*DIRECTIVE*
Pull out every line with the word "service".

>> BEGIN RECORDS FOR PROCESSING

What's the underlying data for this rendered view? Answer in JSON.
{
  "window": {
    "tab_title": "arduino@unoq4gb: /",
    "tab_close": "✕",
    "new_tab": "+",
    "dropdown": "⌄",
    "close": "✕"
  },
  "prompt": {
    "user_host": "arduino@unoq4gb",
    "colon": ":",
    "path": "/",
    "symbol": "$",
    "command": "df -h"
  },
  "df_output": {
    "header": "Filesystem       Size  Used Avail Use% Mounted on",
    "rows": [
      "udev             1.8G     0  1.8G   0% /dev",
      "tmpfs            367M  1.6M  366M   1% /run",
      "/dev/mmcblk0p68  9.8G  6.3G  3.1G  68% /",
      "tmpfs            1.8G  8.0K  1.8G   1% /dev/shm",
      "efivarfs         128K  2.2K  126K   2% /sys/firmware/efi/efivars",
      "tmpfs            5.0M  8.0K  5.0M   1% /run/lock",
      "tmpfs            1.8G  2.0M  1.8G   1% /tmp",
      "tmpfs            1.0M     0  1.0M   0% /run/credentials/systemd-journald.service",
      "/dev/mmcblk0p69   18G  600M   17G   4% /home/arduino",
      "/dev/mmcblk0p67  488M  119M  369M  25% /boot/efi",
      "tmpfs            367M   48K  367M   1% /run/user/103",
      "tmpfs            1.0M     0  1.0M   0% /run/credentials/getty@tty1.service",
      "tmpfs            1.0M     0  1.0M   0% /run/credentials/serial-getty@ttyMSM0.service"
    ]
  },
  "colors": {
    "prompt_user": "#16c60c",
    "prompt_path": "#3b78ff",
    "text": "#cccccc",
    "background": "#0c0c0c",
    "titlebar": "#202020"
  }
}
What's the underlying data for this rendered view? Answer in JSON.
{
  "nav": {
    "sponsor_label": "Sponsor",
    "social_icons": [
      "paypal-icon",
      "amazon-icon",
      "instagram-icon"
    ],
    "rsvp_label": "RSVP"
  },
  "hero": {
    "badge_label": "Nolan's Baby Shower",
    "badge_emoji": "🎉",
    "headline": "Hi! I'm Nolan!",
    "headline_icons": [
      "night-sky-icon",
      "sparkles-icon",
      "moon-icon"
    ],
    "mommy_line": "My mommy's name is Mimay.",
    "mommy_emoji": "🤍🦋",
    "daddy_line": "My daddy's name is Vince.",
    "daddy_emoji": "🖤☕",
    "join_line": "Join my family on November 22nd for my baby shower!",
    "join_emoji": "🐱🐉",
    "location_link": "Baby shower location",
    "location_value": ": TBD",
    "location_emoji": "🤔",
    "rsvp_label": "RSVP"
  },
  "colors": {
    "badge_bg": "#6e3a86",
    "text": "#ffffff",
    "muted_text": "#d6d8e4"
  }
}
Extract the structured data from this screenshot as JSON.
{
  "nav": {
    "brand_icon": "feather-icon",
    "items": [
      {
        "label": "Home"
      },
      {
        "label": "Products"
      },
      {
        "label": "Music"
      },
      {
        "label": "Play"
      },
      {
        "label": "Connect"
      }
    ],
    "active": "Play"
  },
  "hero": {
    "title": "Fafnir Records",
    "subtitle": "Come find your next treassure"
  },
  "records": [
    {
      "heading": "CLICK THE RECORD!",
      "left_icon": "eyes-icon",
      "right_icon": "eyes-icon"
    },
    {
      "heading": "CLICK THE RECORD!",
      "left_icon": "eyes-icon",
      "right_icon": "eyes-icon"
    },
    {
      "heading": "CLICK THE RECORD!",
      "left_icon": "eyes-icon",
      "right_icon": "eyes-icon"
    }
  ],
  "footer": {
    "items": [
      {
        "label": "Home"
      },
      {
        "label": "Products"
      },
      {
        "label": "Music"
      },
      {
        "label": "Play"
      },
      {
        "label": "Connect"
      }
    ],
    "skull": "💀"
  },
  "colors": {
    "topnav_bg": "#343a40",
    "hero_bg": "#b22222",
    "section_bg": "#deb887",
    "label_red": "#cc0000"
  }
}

>> END RECORDS FOR PROCESSING

*ANSWER*
      "tmpfs            1.0M     0  1.0M   0% /run/credentials/systemd-journald.service",
      "tmpfs            1.0M     0  1.0M   0% /run/credentials/getty@tty1.service",
      "tmpfs            1.0M     0  1.0M   0% /run/credentials/serial-getty@ttyMSM0.service"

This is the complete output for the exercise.